**Task directions**:
Each line of the data that includes the string "scatter" is to be copied out.

**Input rows**:

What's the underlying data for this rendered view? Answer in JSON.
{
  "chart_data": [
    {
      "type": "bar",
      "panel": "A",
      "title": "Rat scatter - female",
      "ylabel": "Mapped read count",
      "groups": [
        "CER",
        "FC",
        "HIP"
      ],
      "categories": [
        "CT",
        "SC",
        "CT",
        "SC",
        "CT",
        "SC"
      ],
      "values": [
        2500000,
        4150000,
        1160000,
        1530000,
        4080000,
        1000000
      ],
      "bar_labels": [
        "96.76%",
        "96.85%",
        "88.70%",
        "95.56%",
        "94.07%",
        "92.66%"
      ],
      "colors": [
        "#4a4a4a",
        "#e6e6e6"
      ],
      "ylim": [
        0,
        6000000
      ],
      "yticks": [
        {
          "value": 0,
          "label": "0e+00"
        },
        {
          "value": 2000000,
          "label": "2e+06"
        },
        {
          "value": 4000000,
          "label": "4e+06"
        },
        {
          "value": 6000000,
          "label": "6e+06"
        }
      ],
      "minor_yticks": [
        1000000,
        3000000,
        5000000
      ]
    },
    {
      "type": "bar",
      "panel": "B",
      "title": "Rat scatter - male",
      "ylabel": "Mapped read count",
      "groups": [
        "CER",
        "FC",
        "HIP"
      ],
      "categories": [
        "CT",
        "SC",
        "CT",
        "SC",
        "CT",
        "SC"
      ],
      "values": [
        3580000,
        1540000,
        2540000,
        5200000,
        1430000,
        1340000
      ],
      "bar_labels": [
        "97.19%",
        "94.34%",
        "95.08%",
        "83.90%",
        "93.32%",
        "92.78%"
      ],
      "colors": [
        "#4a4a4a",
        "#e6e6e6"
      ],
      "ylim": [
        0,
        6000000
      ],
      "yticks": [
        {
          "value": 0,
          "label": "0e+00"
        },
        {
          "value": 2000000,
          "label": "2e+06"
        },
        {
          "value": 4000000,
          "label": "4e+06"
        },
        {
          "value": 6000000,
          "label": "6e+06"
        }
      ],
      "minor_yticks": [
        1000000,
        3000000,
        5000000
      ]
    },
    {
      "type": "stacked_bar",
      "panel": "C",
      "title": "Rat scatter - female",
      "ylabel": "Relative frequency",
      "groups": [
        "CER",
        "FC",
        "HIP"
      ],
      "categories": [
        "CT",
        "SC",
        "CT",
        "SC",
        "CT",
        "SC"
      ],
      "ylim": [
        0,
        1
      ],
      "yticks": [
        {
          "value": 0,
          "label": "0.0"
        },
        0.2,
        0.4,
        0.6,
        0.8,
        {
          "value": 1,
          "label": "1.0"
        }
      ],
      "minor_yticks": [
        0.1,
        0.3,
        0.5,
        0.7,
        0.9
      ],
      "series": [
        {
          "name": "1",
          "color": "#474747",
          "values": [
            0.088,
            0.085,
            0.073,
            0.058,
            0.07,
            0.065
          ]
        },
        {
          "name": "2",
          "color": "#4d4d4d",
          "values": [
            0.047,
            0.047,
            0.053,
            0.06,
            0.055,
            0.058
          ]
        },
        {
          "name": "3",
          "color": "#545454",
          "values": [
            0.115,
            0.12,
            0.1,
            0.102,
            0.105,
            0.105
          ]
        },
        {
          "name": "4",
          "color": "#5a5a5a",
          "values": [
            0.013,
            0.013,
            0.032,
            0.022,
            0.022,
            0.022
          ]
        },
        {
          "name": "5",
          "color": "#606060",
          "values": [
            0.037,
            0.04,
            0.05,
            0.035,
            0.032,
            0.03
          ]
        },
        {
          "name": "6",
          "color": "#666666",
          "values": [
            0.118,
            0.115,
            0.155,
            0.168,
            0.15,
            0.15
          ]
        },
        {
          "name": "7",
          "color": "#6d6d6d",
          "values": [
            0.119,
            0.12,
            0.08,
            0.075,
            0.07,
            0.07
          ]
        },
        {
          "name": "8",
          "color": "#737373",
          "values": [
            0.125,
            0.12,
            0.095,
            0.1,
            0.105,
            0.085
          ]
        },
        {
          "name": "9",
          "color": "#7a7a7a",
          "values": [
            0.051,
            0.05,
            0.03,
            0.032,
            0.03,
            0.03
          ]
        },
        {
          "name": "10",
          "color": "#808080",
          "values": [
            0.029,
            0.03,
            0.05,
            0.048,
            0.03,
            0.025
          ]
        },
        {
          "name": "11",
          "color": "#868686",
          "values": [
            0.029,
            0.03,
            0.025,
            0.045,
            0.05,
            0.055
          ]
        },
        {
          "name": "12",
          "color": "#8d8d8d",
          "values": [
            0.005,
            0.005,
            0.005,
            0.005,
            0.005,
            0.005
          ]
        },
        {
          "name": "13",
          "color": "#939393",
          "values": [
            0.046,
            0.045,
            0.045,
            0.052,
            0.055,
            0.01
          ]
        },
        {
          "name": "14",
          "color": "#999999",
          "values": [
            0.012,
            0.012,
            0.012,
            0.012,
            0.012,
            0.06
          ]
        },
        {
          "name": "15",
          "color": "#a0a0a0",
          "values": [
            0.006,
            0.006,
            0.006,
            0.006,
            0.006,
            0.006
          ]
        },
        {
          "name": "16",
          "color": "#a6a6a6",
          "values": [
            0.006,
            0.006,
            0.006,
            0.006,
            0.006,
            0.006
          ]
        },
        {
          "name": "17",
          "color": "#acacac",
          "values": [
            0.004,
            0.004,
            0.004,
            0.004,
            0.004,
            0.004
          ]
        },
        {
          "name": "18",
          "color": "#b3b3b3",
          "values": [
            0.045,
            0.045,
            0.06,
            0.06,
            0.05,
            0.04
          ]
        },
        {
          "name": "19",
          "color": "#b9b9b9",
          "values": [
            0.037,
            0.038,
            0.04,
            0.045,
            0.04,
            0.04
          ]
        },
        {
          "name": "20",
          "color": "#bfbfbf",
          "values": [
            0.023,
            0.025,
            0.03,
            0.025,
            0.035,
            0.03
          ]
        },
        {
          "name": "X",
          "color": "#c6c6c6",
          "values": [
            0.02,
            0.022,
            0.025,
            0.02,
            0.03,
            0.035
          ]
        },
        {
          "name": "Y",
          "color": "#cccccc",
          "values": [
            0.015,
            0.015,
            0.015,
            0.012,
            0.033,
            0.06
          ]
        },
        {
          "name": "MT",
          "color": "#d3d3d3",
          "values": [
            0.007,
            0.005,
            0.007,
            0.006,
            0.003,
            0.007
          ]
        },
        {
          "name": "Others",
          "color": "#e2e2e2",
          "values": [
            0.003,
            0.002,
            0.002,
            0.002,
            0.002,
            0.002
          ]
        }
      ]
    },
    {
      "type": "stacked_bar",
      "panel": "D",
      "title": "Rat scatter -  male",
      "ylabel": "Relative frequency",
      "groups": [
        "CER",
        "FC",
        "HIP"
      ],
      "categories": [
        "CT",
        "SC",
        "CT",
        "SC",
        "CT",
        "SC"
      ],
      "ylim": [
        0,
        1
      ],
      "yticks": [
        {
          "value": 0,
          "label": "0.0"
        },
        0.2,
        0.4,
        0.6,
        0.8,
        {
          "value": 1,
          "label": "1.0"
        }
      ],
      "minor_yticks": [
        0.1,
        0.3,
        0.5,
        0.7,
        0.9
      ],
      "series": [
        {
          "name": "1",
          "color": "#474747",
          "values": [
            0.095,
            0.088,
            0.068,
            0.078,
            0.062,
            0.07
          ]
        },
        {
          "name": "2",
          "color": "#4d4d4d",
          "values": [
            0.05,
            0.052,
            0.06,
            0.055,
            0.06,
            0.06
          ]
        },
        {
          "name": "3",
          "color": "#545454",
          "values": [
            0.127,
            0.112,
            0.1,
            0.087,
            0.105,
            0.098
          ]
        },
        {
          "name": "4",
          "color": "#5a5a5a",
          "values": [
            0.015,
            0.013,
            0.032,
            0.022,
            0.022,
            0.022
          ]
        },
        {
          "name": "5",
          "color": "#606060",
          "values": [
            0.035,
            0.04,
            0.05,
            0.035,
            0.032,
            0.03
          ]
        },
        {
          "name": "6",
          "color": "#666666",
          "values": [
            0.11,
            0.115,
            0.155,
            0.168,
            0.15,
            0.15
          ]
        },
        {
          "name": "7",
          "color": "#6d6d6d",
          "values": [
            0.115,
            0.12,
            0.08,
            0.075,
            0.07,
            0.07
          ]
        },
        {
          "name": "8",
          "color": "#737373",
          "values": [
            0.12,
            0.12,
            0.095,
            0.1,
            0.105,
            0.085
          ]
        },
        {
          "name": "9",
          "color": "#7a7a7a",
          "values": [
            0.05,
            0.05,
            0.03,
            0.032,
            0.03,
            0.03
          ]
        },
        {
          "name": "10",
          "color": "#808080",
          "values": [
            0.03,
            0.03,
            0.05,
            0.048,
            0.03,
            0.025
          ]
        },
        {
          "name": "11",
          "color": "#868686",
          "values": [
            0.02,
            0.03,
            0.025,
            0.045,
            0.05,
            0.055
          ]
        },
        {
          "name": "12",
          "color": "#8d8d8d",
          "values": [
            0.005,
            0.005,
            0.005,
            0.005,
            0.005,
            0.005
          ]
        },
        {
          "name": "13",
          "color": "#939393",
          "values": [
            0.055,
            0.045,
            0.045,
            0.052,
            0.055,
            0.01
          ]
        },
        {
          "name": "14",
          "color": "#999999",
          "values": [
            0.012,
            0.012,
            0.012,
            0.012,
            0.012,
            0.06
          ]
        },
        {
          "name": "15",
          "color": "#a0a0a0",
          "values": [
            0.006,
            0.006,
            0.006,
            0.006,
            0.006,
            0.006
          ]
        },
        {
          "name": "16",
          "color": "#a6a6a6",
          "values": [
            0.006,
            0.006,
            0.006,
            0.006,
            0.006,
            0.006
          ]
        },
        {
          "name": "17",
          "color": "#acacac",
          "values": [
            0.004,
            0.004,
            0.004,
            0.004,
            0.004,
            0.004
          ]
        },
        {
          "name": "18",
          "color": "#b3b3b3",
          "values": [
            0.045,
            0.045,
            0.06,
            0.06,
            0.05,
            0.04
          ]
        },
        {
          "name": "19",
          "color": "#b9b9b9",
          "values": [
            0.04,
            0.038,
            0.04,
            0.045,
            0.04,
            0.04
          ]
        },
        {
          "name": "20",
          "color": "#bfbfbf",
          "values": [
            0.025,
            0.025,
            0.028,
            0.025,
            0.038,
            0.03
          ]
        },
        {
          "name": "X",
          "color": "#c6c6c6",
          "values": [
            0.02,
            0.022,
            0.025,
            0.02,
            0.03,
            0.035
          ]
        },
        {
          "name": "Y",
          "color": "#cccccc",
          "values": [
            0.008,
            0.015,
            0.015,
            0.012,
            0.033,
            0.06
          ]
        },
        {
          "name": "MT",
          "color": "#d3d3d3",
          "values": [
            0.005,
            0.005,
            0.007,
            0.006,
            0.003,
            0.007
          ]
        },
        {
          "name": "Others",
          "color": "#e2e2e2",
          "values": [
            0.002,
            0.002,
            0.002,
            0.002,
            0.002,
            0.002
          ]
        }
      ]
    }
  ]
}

**Finished task**:
      "title": "Rat scatter - female",
      "title": "Rat scatter - male",
      "title": "Rat scatter - female",
      "title": "Rat scatter -  male",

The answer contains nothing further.